Determine the count of lines holding the string "that". Return only the number.
========================================================================
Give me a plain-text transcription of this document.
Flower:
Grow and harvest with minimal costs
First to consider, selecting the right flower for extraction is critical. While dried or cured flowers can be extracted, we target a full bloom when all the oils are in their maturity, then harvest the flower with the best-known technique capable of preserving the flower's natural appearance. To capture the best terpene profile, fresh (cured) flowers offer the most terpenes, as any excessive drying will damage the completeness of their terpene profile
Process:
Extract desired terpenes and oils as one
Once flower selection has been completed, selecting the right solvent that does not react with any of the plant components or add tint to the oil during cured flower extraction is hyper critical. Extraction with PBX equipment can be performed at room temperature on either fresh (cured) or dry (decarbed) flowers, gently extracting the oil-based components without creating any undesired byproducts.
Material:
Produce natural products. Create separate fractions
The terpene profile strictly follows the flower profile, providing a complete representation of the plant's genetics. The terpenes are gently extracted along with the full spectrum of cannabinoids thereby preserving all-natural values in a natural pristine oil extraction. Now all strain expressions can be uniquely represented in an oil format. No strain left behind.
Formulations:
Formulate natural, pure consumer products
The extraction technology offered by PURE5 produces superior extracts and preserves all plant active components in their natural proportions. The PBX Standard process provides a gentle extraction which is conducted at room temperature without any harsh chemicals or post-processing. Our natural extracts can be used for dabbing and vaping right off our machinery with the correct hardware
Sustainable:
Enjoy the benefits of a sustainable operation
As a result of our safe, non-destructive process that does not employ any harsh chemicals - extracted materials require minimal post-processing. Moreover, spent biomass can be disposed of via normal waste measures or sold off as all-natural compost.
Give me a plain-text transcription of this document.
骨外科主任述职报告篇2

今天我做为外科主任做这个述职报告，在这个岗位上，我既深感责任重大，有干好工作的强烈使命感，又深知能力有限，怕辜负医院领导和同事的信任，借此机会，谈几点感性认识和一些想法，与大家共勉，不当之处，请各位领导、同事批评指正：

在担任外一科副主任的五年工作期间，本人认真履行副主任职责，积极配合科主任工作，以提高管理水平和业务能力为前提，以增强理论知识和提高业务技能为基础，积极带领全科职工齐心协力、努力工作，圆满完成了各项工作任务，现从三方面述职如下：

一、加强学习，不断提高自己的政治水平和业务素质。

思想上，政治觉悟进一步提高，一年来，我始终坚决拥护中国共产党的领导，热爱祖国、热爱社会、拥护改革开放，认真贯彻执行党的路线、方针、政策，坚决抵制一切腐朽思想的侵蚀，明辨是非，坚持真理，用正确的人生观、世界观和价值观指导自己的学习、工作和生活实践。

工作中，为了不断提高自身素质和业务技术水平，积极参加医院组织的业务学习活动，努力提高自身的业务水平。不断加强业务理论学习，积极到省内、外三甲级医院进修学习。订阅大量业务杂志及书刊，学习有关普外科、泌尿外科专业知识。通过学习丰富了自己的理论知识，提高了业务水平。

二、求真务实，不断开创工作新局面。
========================================================================
CORRECT OUTPUT:
2